练习任务: 从含有“Patent image size: (739, 318).”的那一行到含有“The spoon 30 is at (556, 100).”的那一行，把这些行一字不改地摘出来，首尾两行都算在内。

所给数据:
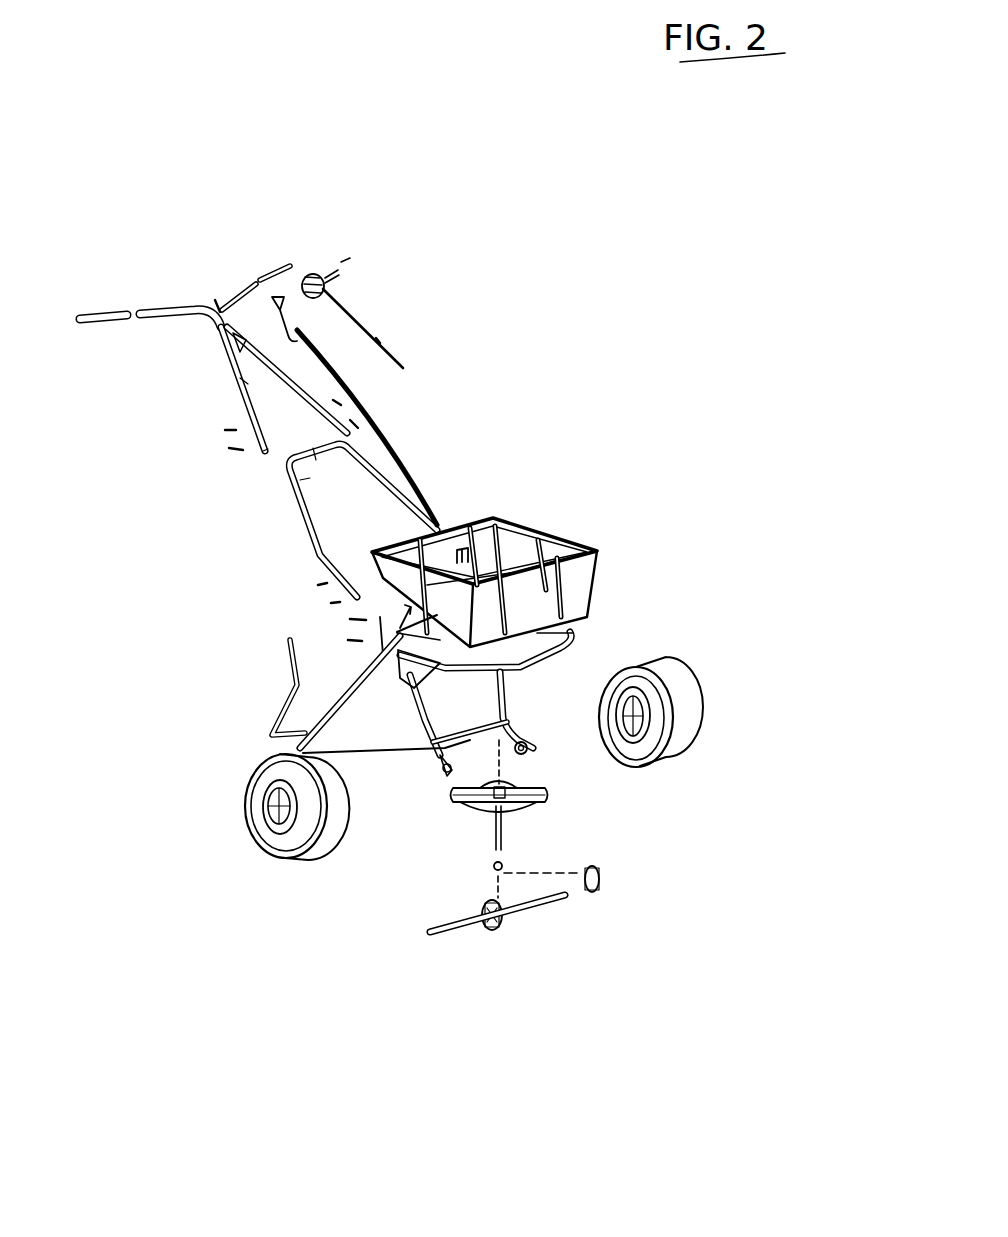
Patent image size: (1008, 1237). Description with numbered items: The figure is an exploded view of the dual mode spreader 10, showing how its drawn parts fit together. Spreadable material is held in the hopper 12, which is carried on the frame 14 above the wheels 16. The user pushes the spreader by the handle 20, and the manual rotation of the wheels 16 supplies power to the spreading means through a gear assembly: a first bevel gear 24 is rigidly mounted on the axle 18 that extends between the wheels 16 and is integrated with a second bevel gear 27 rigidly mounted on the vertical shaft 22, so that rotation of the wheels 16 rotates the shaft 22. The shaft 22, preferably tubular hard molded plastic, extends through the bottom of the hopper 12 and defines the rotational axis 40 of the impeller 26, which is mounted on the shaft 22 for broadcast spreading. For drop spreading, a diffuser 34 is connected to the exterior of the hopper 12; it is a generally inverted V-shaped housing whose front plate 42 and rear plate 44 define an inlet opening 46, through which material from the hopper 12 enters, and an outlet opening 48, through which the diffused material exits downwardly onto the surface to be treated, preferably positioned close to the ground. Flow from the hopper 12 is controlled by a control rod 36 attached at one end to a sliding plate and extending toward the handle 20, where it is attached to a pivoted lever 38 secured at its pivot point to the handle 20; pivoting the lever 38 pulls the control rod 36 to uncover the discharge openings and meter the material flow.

...

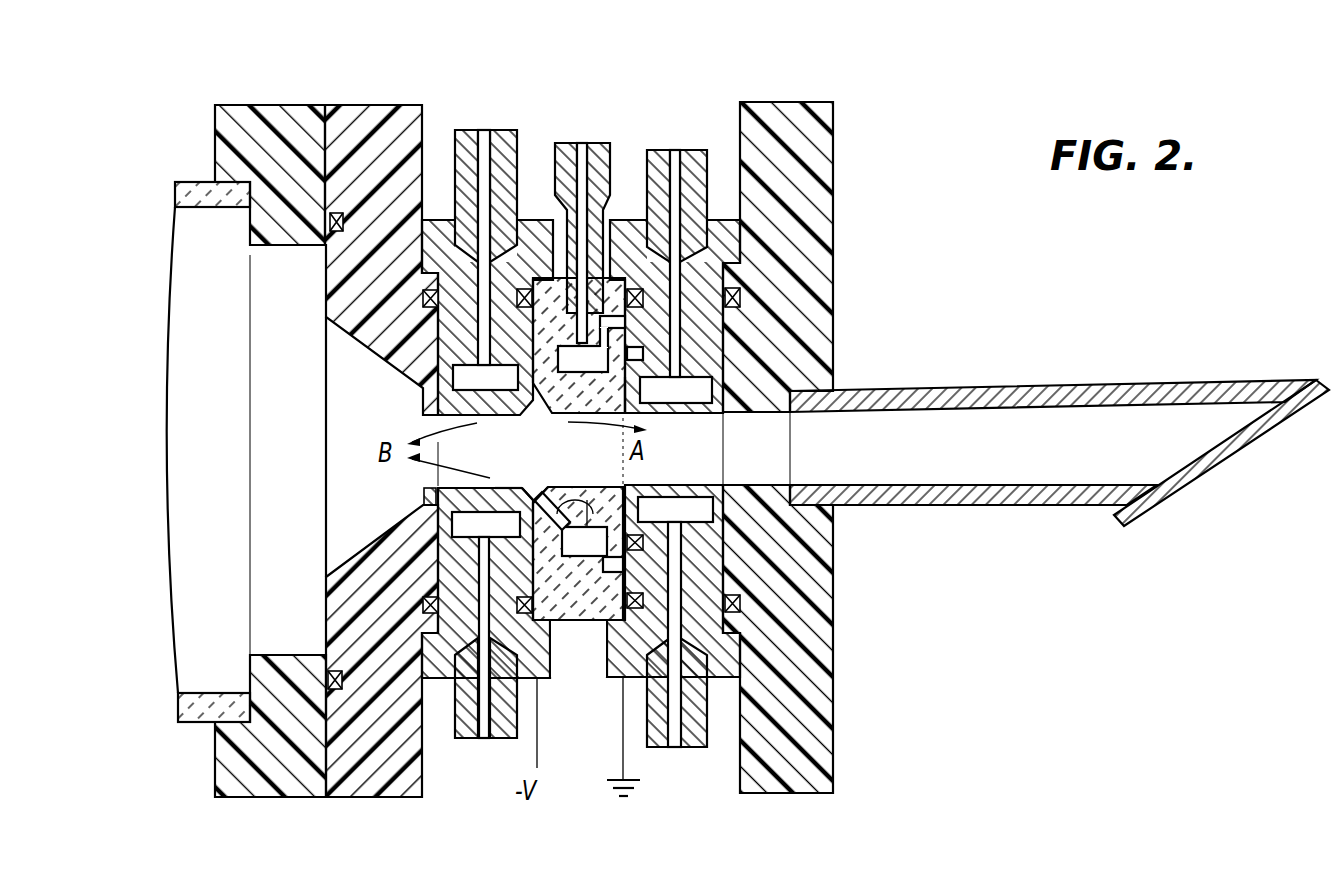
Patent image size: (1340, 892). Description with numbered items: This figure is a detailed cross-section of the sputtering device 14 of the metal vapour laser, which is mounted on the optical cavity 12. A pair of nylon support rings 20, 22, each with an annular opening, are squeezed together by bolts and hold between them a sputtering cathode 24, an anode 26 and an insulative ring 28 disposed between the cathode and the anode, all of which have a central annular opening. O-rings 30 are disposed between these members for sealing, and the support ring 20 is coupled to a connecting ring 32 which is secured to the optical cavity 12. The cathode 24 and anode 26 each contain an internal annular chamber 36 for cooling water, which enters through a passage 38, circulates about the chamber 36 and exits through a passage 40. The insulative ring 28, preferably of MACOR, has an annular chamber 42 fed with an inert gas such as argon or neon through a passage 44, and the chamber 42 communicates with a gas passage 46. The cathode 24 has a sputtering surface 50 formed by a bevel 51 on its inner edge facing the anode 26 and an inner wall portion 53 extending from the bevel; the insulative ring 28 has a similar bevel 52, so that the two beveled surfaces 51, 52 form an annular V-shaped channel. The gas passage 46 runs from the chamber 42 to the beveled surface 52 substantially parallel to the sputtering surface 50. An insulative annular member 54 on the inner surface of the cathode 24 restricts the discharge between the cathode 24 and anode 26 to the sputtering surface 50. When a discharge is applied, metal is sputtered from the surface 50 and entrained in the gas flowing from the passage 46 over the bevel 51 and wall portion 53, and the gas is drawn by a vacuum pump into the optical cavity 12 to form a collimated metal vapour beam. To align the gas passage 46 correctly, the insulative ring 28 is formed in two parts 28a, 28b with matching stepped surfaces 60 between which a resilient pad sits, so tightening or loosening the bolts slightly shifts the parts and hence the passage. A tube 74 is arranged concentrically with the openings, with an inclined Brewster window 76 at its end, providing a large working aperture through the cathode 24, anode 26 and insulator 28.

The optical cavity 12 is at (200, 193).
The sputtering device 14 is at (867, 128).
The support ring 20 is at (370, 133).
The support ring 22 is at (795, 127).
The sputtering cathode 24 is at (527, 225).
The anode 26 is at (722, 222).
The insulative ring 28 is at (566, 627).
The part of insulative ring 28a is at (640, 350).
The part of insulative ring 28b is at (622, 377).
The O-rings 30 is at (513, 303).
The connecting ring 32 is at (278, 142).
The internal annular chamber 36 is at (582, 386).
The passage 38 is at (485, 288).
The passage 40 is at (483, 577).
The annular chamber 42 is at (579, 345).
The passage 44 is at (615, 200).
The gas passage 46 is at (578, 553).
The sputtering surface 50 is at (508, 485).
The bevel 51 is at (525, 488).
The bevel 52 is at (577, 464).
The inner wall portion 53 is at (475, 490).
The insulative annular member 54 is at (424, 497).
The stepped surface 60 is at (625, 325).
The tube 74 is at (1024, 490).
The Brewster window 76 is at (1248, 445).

---

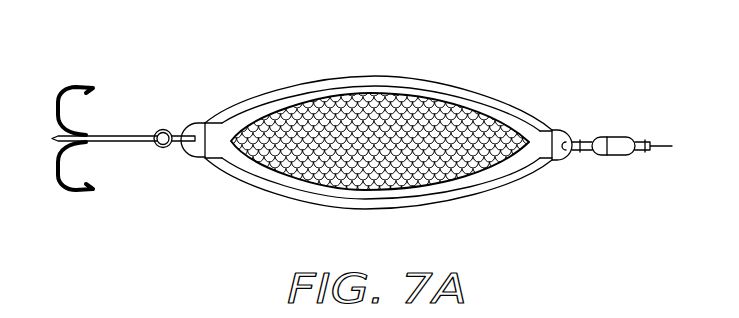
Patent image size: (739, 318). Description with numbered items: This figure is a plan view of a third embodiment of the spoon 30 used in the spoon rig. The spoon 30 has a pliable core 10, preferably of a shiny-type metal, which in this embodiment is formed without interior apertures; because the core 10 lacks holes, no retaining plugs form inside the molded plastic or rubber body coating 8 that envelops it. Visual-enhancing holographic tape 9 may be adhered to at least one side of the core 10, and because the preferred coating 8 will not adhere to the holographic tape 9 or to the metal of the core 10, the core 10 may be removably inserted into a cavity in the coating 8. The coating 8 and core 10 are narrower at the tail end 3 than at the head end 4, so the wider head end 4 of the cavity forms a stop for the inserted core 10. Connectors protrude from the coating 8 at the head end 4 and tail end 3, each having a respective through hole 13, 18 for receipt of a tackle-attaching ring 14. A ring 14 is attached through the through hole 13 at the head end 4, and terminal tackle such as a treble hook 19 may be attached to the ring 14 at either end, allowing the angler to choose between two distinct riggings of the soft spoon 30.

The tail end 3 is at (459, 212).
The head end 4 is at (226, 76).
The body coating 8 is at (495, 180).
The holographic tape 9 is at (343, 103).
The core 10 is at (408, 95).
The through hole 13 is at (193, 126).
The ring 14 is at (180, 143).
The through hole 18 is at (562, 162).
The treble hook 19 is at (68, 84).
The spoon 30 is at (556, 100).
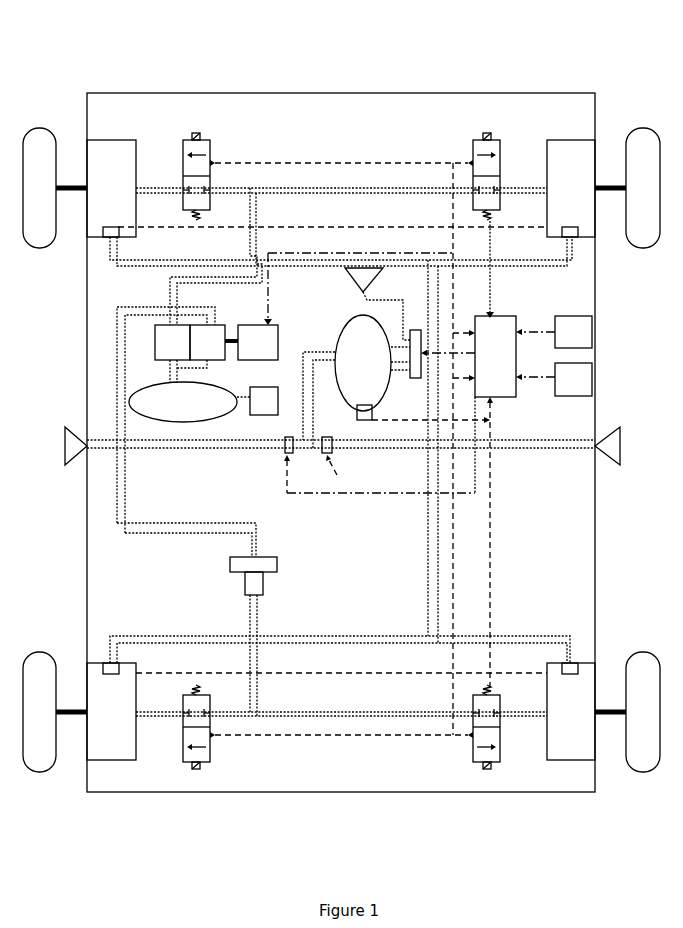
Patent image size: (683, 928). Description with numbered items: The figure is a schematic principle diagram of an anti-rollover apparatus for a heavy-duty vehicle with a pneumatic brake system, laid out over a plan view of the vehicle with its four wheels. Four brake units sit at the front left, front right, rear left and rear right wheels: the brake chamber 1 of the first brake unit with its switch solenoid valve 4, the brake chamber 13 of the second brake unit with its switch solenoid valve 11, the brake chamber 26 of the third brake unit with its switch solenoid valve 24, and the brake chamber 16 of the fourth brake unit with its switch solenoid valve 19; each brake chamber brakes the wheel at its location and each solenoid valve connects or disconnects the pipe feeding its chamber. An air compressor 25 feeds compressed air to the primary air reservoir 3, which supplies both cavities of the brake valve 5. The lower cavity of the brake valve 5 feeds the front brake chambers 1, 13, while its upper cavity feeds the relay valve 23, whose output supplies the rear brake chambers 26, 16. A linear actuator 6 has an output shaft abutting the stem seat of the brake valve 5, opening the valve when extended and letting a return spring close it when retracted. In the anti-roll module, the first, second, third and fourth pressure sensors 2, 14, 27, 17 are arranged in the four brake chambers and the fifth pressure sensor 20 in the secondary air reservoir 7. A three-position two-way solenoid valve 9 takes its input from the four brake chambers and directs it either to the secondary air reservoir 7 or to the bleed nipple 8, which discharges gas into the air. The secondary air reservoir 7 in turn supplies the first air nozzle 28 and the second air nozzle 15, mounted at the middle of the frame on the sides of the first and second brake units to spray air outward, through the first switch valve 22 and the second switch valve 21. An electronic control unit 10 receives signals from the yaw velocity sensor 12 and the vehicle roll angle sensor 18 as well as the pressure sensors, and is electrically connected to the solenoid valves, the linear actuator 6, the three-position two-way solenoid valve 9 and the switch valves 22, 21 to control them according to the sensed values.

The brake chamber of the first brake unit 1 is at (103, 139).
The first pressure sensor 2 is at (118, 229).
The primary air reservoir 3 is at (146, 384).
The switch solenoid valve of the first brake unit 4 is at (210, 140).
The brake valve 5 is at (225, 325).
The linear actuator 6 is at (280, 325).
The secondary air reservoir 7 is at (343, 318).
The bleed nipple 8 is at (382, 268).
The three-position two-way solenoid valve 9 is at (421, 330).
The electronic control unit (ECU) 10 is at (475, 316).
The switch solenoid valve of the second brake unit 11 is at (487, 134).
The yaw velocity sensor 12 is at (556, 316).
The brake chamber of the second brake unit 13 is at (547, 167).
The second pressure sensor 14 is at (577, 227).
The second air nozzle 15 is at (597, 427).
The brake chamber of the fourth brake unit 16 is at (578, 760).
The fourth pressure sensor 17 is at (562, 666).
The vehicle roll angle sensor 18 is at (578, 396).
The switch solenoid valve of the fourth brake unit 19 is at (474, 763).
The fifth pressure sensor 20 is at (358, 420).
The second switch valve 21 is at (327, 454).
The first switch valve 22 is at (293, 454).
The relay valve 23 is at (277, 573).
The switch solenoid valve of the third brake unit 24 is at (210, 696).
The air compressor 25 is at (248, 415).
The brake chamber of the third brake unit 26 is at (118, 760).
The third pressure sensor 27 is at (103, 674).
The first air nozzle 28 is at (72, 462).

练习结果:
Patent image size: (739, 318). Description with numbered items: This figure is a plan view of a third embodiment of the spoon 30 used in the spoon rig. The spoon 30 has a pliable core 10, preferably of a shiny-type metal, which in this embodiment is formed without interior apertures; because the core 10 lacks holes, no retaining plugs form inside the molded plastic or rubber body coating 8 that envelops it. Visual-enhancing holographic tape 9 may be adhered to at least one side of the core 10, and because the preferred coating 8 will not adhere to the holographic tape 9 or to the metal of the core 10, the core 10 may be removably inserted into a cavity in the coating 8. The coating 8 and core 10 are narrower at the tail end 3 than at the head end 4, so the wider head end 4 of the cavity forms a stop for the inserted core 10. Connectors protrude from the coating 8 at the head end 4 and tail end 3, each having a respective through hole 13, 18 for receipt of a tackle-attaching ring 14. A ring 14 is attached through the through hole 13 at the head end 4, and terminal tackle such as a treble hook 19 may be attached to the ring 14 at either end, allowing the angler to choose between two distinct riggings of the soft spoon 30.

The tail end 3 is at (459, 212).
The head end 4 is at (226, 76).
The body coating 8 is at (495, 180).
The holographic tape 9 is at (343, 103).
The core 10 is at (408, 95).
The through hole 13 is at (193, 126).
The ring 14 is at (180, 143).
The through hole 18 is at (562, 162).
The treble hook 19 is at (68, 84).
The spoon 30 is at (556, 100).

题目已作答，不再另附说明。